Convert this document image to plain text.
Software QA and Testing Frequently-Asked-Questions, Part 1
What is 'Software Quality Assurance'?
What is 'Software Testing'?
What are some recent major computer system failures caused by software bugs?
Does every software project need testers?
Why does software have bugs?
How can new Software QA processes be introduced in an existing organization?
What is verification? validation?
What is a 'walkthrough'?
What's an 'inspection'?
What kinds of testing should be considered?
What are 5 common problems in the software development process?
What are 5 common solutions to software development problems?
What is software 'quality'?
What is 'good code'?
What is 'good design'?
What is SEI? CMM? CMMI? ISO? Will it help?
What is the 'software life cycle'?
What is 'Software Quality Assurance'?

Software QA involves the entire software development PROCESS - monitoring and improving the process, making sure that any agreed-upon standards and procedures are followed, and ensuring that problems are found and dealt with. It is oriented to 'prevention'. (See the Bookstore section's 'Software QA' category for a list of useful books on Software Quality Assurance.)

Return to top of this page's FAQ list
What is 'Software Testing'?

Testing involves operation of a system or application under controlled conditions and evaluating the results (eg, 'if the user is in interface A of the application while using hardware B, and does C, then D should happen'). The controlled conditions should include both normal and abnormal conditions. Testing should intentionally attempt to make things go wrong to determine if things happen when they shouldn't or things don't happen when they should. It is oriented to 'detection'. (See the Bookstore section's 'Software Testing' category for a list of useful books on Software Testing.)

========

● TASK DIRECTIONS
From the listing above, pick out each line where the word "this" appears.

● CORRECT RESPONSE
Convert this document image to plain text.
Return to top of this page's FAQ list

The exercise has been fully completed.